DIRECTIONS: Output every entry exactly as written, but omit the pictures.

-- start --

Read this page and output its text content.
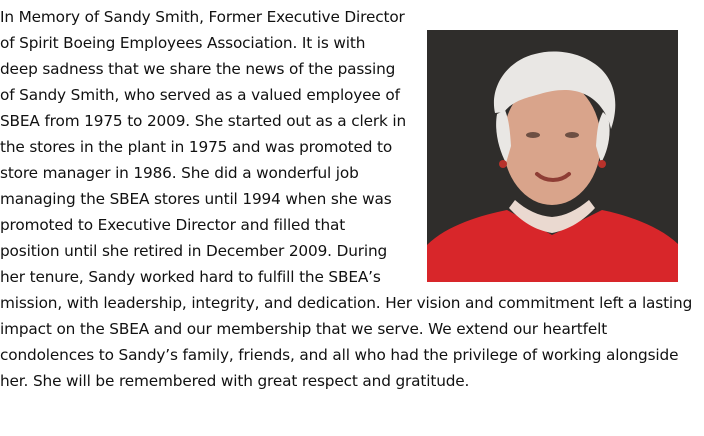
In Memory of Sandy Smith, Former Executive Director
of Spirit Boeing Employees Association. It is with
deep sadness that we share the news of the passing
of Sandy Smith, who served as a valued employee of
SBEA from 1975 to 2009. She started out as a clerk in
the stores in the plant in 1975 and was promoted to
store manager in 1986. She did a wonderful job
managing the SBEA stores until 1994 when she was
promoted to Executive Director and filled that
position until she retired in December 2009. During
her tenure, Sandy worked hard to fulfill the SBEA’s
mission, with leadership, integrity, and dedication. Her vision and commitment left a lasting
impact on the SBEA and our membership that we serve. We extend our heartfelt
condolences to Sandy’s family, friends, and all who had the privilege of working alongside
her. She will be remembered with great respect and gratitude.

-- end --

CORRECT RESPONSE:
Read this page and output its text content.
In Memory of Sandy Smith, Former Executive Director
of Spirit Boeing Employees Association. It is with
deep sadness that we share the news of the passing
of Sandy Smith, who served as a valued employee of
SBEA from 1975 to 2009. She started out as a clerk in
the stores in the plant in 1975 and was promoted to
store manager in 1986. She did a wonderful job
managing the SBEA stores until 1994 when she was
promoted to Executive Director and filled that
position until she retired in December 2009. During
her tenure, Sandy worked hard to fulfill the SBEA’s
mission, with leadership, integrity, and dedication. Her vision and commitment left a lasting
impact on the SBEA and our membership that we serve. We extend our heartfelt
condolences to Sandy’s family, friends, and all who had the privilege of working alongside
her. She will be remembered with great respect and gratitude.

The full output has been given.